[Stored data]
——
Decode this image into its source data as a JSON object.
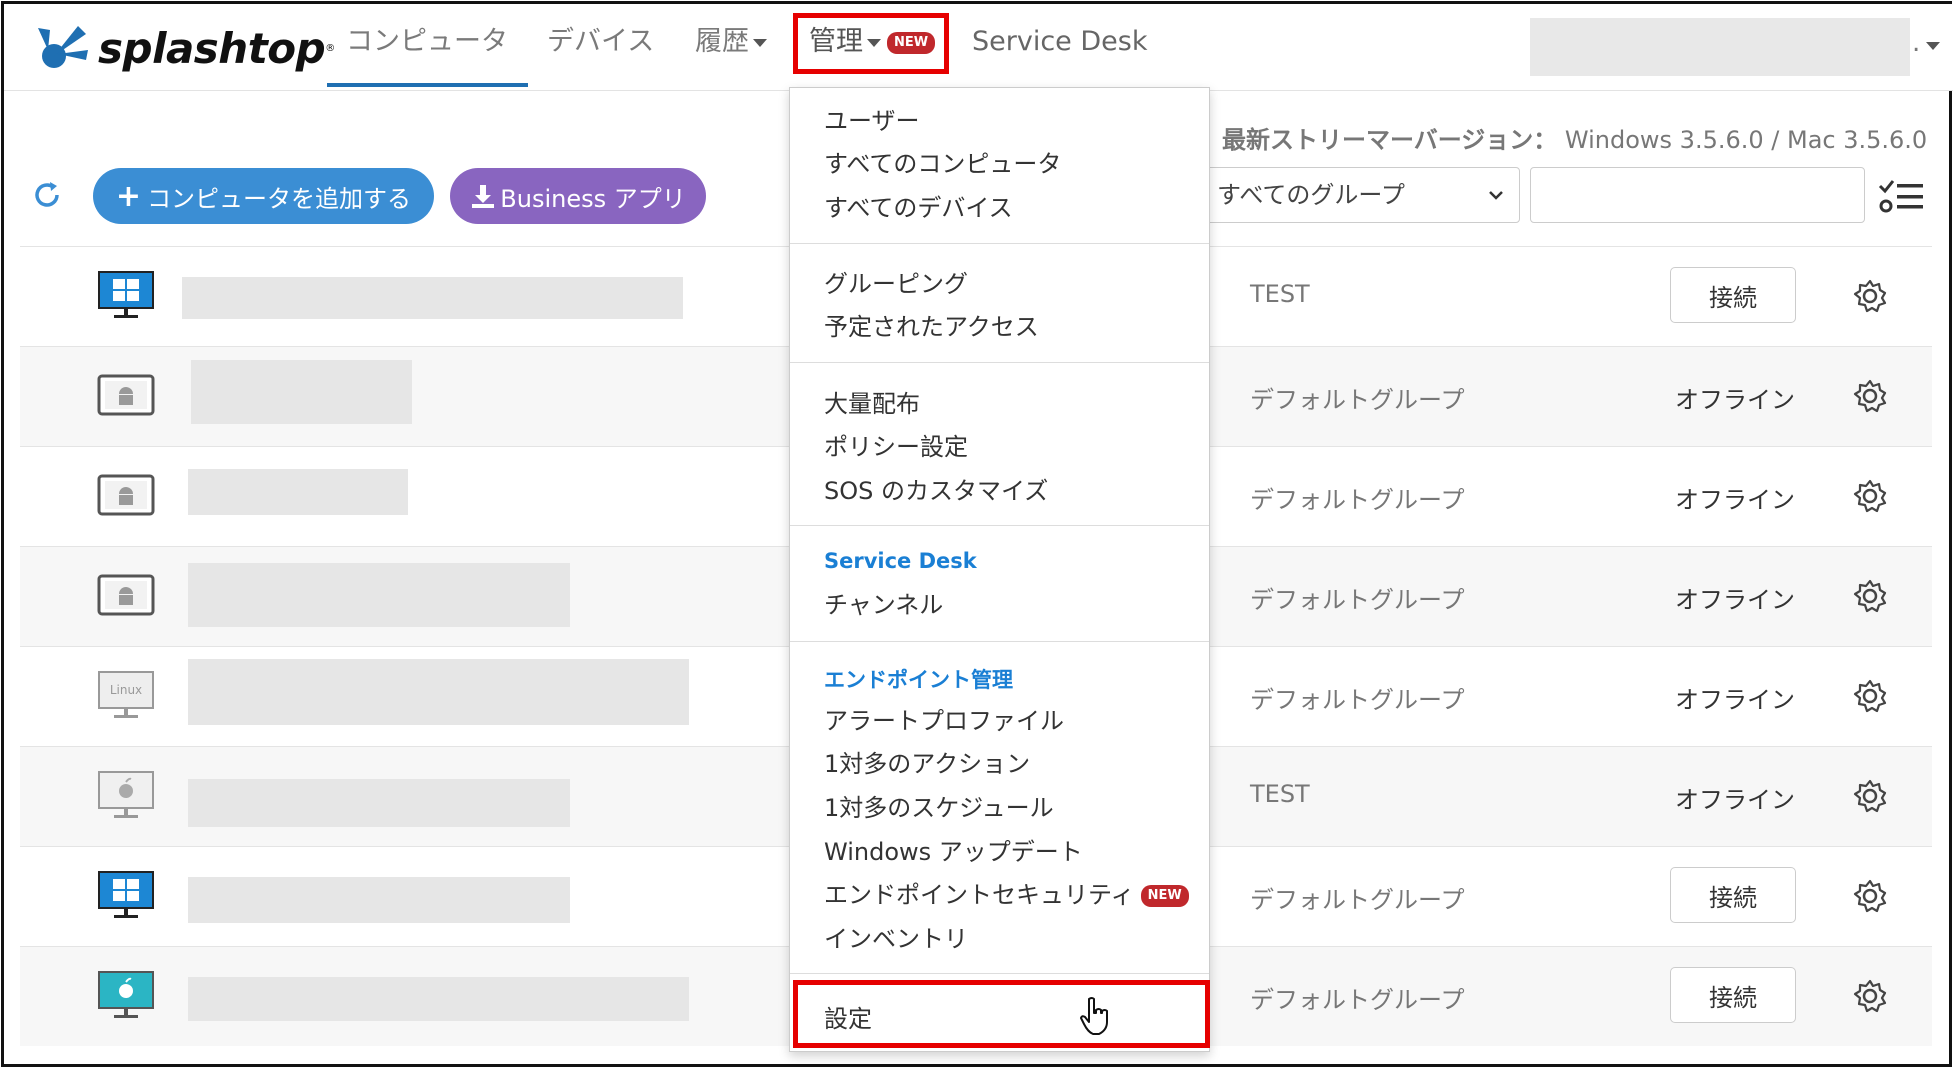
{
  "brand": {
    "name": "splashtop",
    "reg": "®"
  },
  "nav": {
    "computers": "コンピュータ",
    "devices": "デバイス",
    "history": "履歴",
    "management": "管理",
    "new_badge": "NEW",
    "service_desk": "Service Desk",
    "user_suffix": "."
  },
  "toolbar": {
    "add_computer": "コンピュータを追加する",
    "business_app": "Business アプリ",
    "stream_label": "最新ストリーマーバージョン：",
    "stream_versions": "Windows 3.5.6.0 / Mac 3.5.6.0",
    "group_select": "すべてのグループ",
    "search_placeholder": ""
  },
  "rows": [
    {
      "icon": "windows-monitor-icon",
      "group": "TEST",
      "status": "",
      "action": "接続"
    },
    {
      "icon": "android-tablet-icon",
      "group": "デフォルトグループ",
      "status": "オフライン",
      "action": ""
    },
    {
      "icon": "android-tablet-icon",
      "group": "デフォルトグループ",
      "status": "オフライン",
      "action": ""
    },
    {
      "icon": "android-tablet-icon",
      "group": "デフォルトグループ",
      "status": "オフライン",
      "action": ""
    },
    {
      "icon": "linux-monitor-icon",
      "group": "デフォルトグループ",
      "status": "オフライン",
      "action": ""
    },
    {
      "icon": "apple-monitor-icon",
      "group": "TEST",
      "status": "オフライン",
      "action": ""
    },
    {
      "icon": "windows-monitor-icon",
      "group": "デフォルトグループ",
      "status": "",
      "action": "接続"
    },
    {
      "icon": "apple-monitor-color-icon",
      "group": "デフォルトグループ",
      "status": "",
      "action": "接続"
    }
  ],
  "menu": {
    "users": "ユーザー",
    "all_computers": "すべてのコンピュータ",
    "all_devices": "すべてのデバイス",
    "grouping": "グルーピング",
    "scheduled_access": "予定されたアクセス",
    "mass_deploy": "大量配布",
    "policy": "ポリシー設定",
    "sos_custom": "SOS のカスタマイズ",
    "service_desk_head": "Service Desk",
    "channels": "チャンネル",
    "endpoint_head": "エンドポイント管理",
    "alert_profile": "アラートプロファイル",
    "one_many_action": "1対多のアクション",
    "one_many_schedule": "1対多のスケジュール",
    "windows_update": "Windows アップデート",
    "endpoint_security": "エンドポイントセキュリティ",
    "new_badge": "NEW",
    "inventory": "インベントリ",
    "settings": "設定"
  },
  "colors": {
    "accent_blue": "#3b8ed4",
    "accent_purple": "#8965c0",
    "highlight_red": "#e60000",
    "badge_red": "#c0282c",
    "section_blue": "#1a7fd4"
  }
}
——
*Exercise prompt*:
Pick out each line containing "Desk" and report it.

*Problem solution*:
    "service_desk": "Service Desk",
    "service_desk_head": "Service Desk",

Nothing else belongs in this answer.